_Problem to work on_: Scan the data for "Koch" and copy the lines it appears in.

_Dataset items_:

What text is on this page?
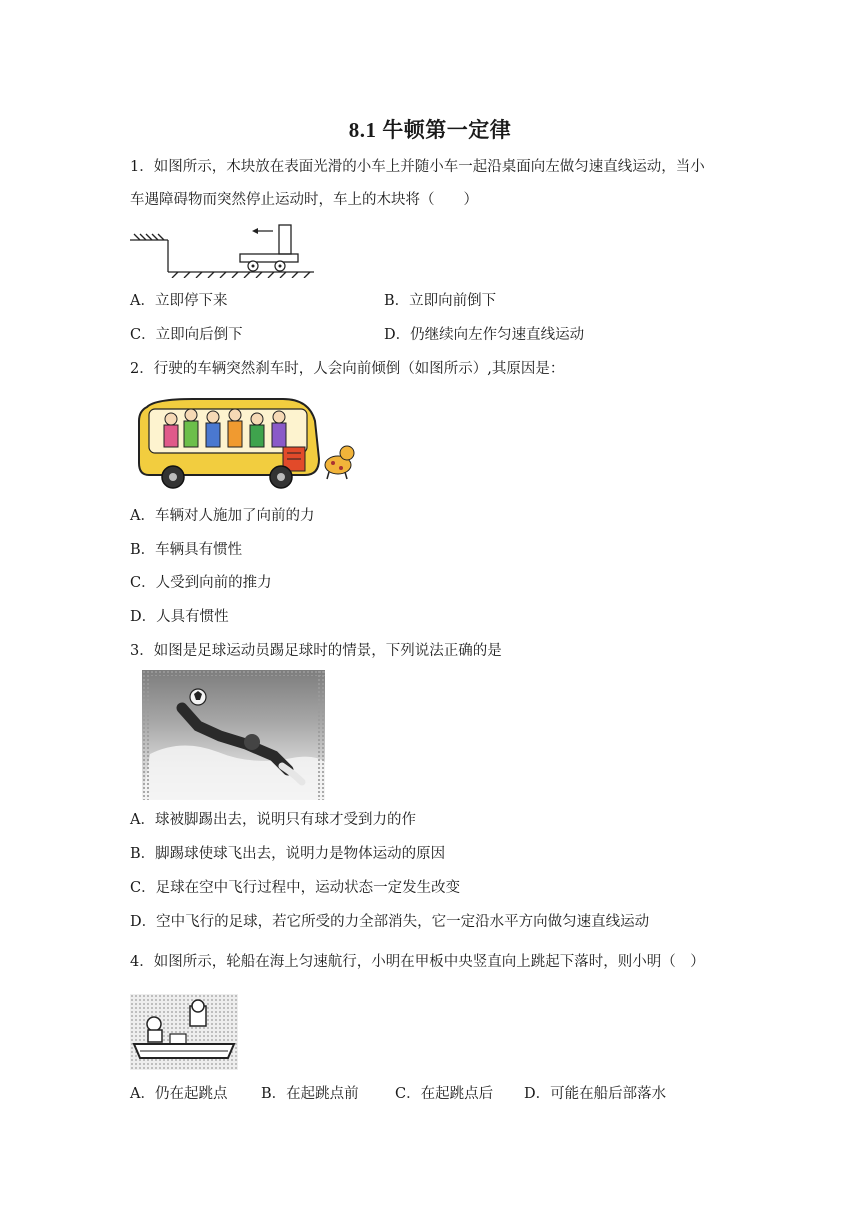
8.1 牛顿第一定律
1．如图所示，木块放在表面光滑的小车上并随小车一起沿桌面向左做匀速直线运动，当小
车遇障碍物而突然停止运动时，车上的木块将（　　）
A．立即停下来	B．立即向前倒下
C．立即向后倒下	D．仍继续向左作匀速直线运动
2．行驶的车辆突然刹车时，人会向前倾倒（如图所示）,其原因是：
A．车辆对人施加了向前的力
B．车辆具有惯性
C．人受到向前的推力
D．人具有惯性
3．如图是足球运动员踢足球时的情景，下列说法正确的是
A．球被脚踢出去，说明只有球才受到力的作
B．脚踢球使球飞出去，说明力是物体运动的原因
C．足球在空中飞行过程中，运动状态一定发生改变
D．空中飞行的足球，若它所受的力全部消失，它一定沿水平方向做匀速直线运动
4．如图所示，轮船在海上匀速航行，小明在甲板中央竖直向上跳起下落时，则小明（　）
A．仍在起跳点 B．在起跳点前	C．在起跳点后 D．可能在船后部落水
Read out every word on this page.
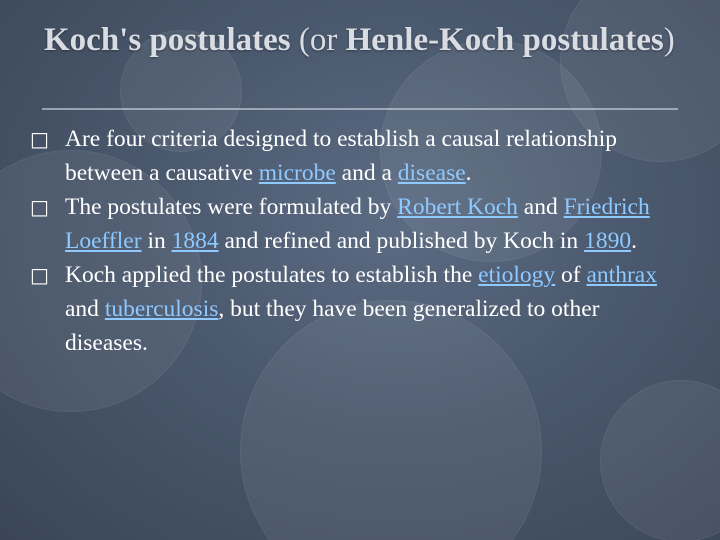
Koch's postulates (or Henle-Koch postulates)
□ Are four criteria designed to establish a causal relationship between a causative microbe and a disease.
□ The postulates were formulated by Robert Koch and Friedrich Loeffler in 1884 and refined and published by Koch in 1890.
□ Koch applied the postulates to establish the etiology of anthrax and tuberculosis, but they have been generalized to other diseases.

_Written response_:
Koch's postulates (or Henle-Koch postulates)
□ The postulates were formulated by Robert Koch and Friedrich Loeffler in 1884 and refined and published by Koch in 1890.
□ Koch applied the postulates to establish the etiology of anthrax and tuberculosis, but they have been generalized to other diseases.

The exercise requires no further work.